Data |
+ + + + + + +

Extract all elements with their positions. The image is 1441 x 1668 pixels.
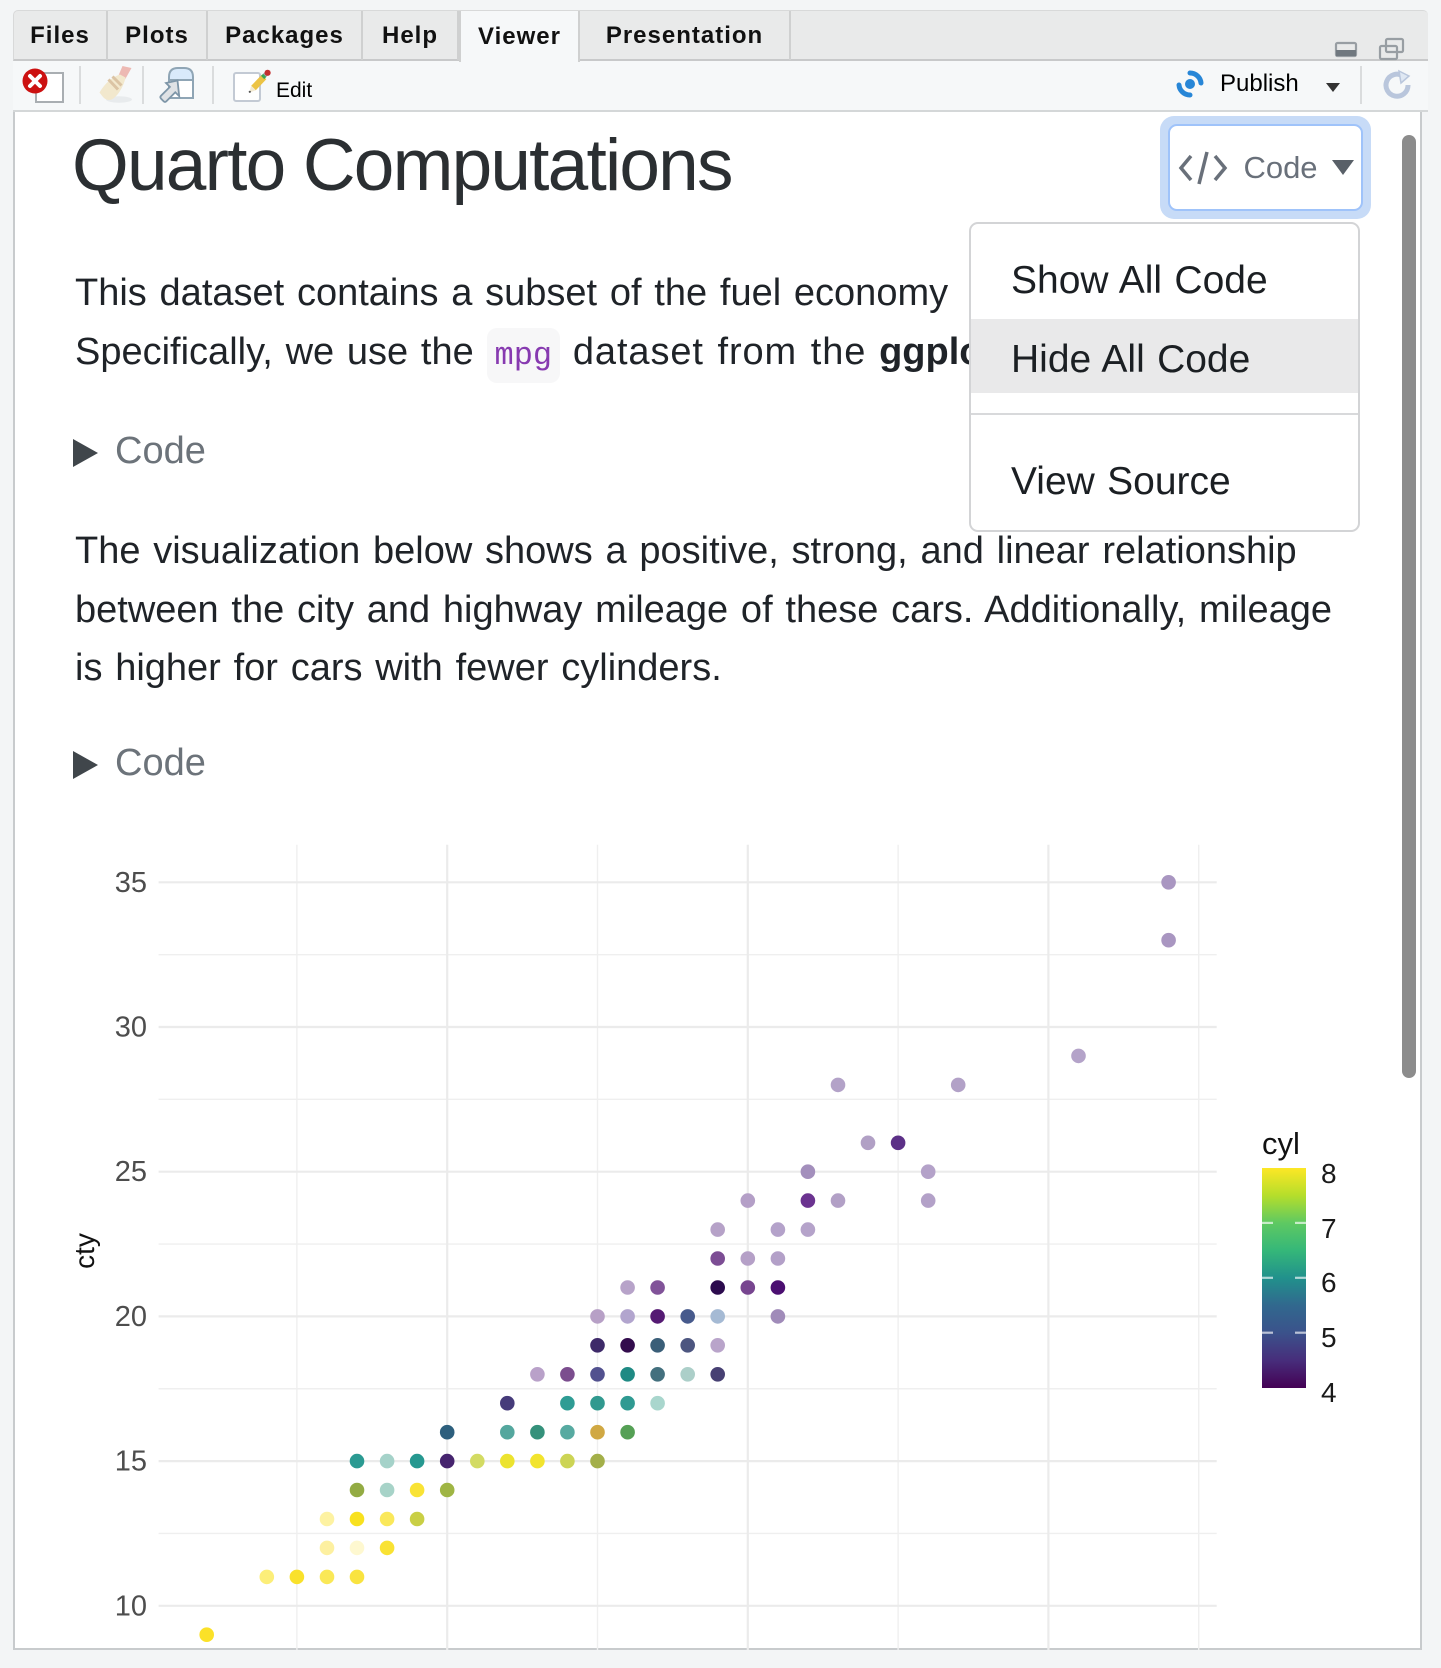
svg-text:10: 10 [115, 1590, 147, 1622]
svg-text:7: 7 [1321, 1213, 1337, 1244]
svg-text:25: 25 [115, 1156, 147, 1188]
svg-text:20: 20 [115, 1301, 147, 1333]
svg-text:6: 6 [1321, 1267, 1337, 1298]
svg-text:cty: cty [69, 1233, 100, 1269]
svg-text:cyl: cyl [1262, 1126, 1300, 1161]
svg-text:8: 8 [1321, 1158, 1337, 1189]
svg-text:5: 5 [1321, 1322, 1337, 1353]
svg-text:35: 35 [115, 867, 147, 899]
svg-text:4: 4 [1321, 1377, 1337, 1408]
svg-text:30: 30 [115, 1012, 147, 1044]
svg-text:15: 15 [115, 1446, 147, 1478]
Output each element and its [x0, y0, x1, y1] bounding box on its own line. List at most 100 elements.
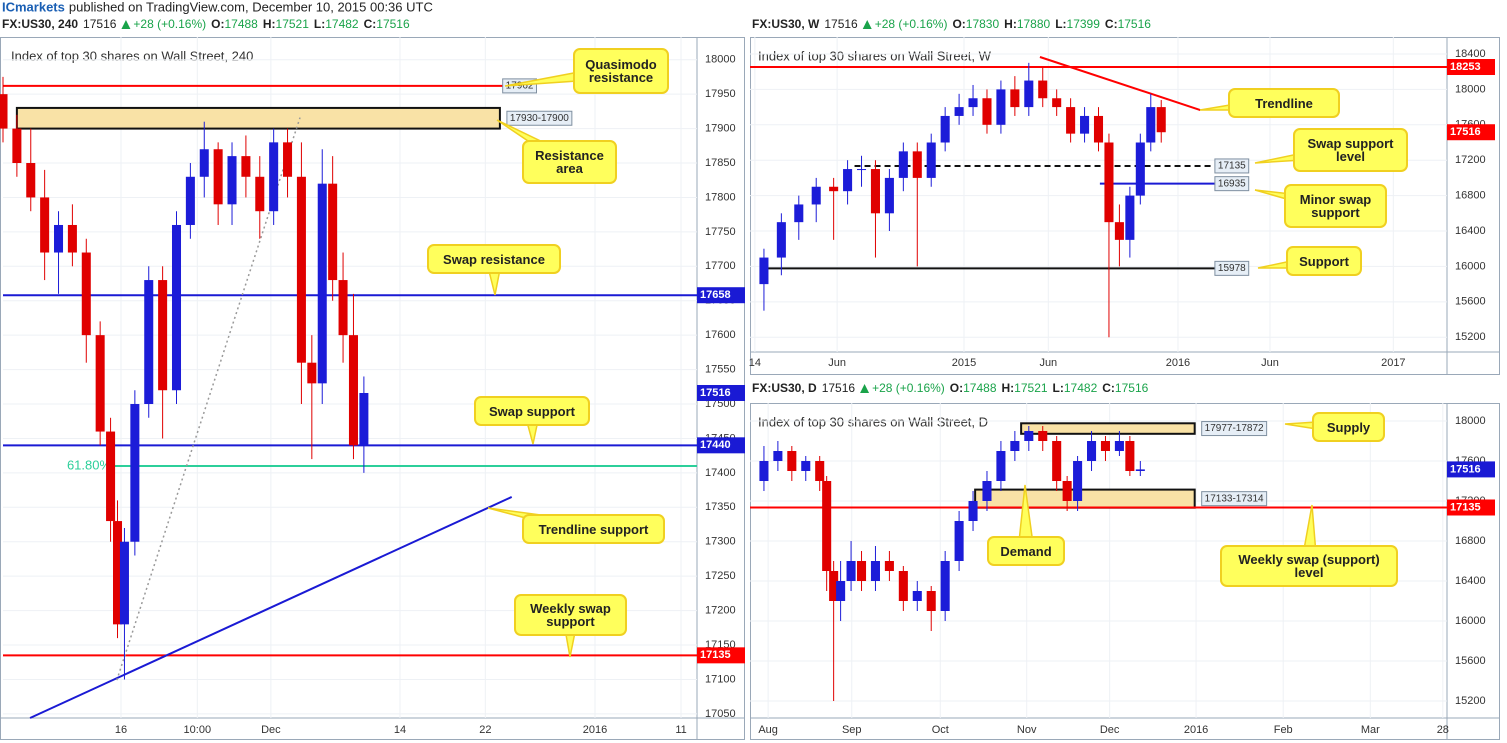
change: +28 (+0.16%) [875, 17, 948, 31]
ohlc-value: 17521 [1014, 381, 1048, 395]
candle-body [954, 107, 964, 116]
y-tick-label: 17250 [705, 570, 736, 582]
candle-body [912, 591, 922, 601]
callout: Swap resistance [427, 244, 561, 274]
candle-body [822, 481, 832, 571]
candle-body [1125, 195, 1135, 240]
callout: Resistance area [522, 140, 617, 184]
trendline [116, 117, 301, 681]
y-tick-label: 15600 [1455, 655, 1486, 667]
price-tag-box [697, 437, 745, 454]
ohlc-value: 17488 [963, 381, 997, 395]
candle-body [307, 362, 317, 384]
candle-body [199, 149, 209, 177]
x-tick-label: 2017 [1381, 357, 1405, 369]
candle-body [829, 571, 839, 601]
candle-body [130, 404, 140, 542]
ohlc-label: L: [314, 17, 325, 31]
panel-frame [750, 37, 1500, 375]
candle-body [856, 169, 867, 171]
candle-body [1093, 115, 1104, 143]
callout: Trendline support [522, 514, 665, 544]
candle-body [12, 128, 22, 164]
candle-body [1010, 89, 1020, 108]
price-tag-box [1447, 461, 1495, 478]
candle-body [119, 541, 129, 625]
header-text: published on TradingView.com, December 1… [69, 0, 433, 14]
candle-body [776, 222, 786, 258]
candle-body [996, 89, 1006, 125]
trendline [1039, 56, 1201, 111]
price-tag-box [1447, 59, 1495, 76]
ohlc-label: H: [263, 17, 276, 31]
y-tick-label: 17700 [705, 260, 736, 272]
candle-body [870, 169, 880, 214]
level-tag: 17135 [1218, 161, 1246, 172]
y-tick-label: 17550 [705, 363, 736, 375]
candle-body [1038, 80, 1048, 99]
candle-body [359, 392, 369, 446]
symbol: FX:US30, W [752, 17, 820, 31]
price-tag-box [1447, 499, 1495, 516]
candle-body [829, 186, 839, 192]
level-tag-box [1214, 158, 1250, 174]
candle-body [1114, 441, 1124, 451]
candle-body [1080, 115, 1090, 134]
last-price: 17516 [83, 17, 117, 31]
ohlc-value: 17880 [1017, 17, 1051, 31]
y-tick-label: 17850 [705, 157, 736, 169]
candle-body [759, 257, 769, 285]
level-tag: 15978 [1218, 263, 1246, 274]
y-tick-label: 16800 [1455, 535, 1486, 547]
x-tick-label: Jun [828, 357, 846, 369]
y-tick-label: 18000 [1455, 83, 1486, 95]
ohlc-label: O: [952, 17, 965, 31]
candle-body [1156, 107, 1166, 133]
y-tick-label: 17750 [705, 226, 736, 238]
candle-body [870, 561, 880, 581]
y-tick-label: 16000 [1455, 615, 1486, 627]
zone-tag-box [506, 110, 573, 126]
y-tick-label: 17950 [705, 88, 736, 100]
ohlc-label: O: [211, 17, 224, 31]
candle-body [1135, 469, 1145, 471]
zone-tag: 17133-17314 [1205, 493, 1264, 504]
candle-body [1052, 98, 1062, 108]
candle-body [81, 252, 91, 336]
level-tag-box [1214, 260, 1250, 276]
ohlc-label: C: [364, 17, 377, 31]
y-tick-label: 17050 [705, 708, 736, 720]
candle-body [227, 156, 237, 205]
x-tick-label: 2016 [1184, 724, 1208, 736]
candle-body [158, 280, 168, 391]
x-tick-label: Feb [1274, 724, 1293, 736]
change: +28 (+0.16%) [872, 381, 945, 395]
candle-body [787, 451, 797, 471]
callout: Quasimodo resistance [573, 48, 669, 94]
candle-body [968, 501, 978, 521]
x-tick-label: Dec [1100, 724, 1120, 736]
candle-body [856, 561, 867, 581]
candle-body [1104, 142, 1114, 223]
x-tick-label: 2016 [583, 724, 607, 736]
candle-body [811, 186, 821, 205]
x-tick-label: 14 [394, 724, 406, 736]
y-tick-label: 17350 [705, 501, 736, 513]
candle-body [884, 561, 894, 571]
y-tick-label: 15600 [1455, 296, 1486, 308]
x-tick-label: 16 [115, 724, 127, 736]
x-tick-label: 2016 [1166, 357, 1190, 369]
x-tick-label: 2015 [952, 357, 976, 369]
y-tick-label: 16400 [1455, 575, 1486, 587]
y-tick-label: 17300 [705, 536, 736, 548]
price-tag: 17440 [700, 439, 731, 451]
callout: Minor swap support [1284, 184, 1387, 228]
price-tag: 17516 [700, 387, 731, 399]
candle-body [898, 151, 908, 178]
candle-body [0, 94, 8, 129]
candle-body [815, 461, 825, 481]
candle-body [283, 142, 293, 177]
y-tick-label: 17200 [705, 604, 736, 616]
zone-tag: 17977-17872 [1205, 423, 1264, 434]
candle-body [1038, 431, 1048, 441]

+ + + + + + +

Exercise task |
How many lines in the records above contain the string "level", matching case exactly? Reply with the number only.

Final result |
4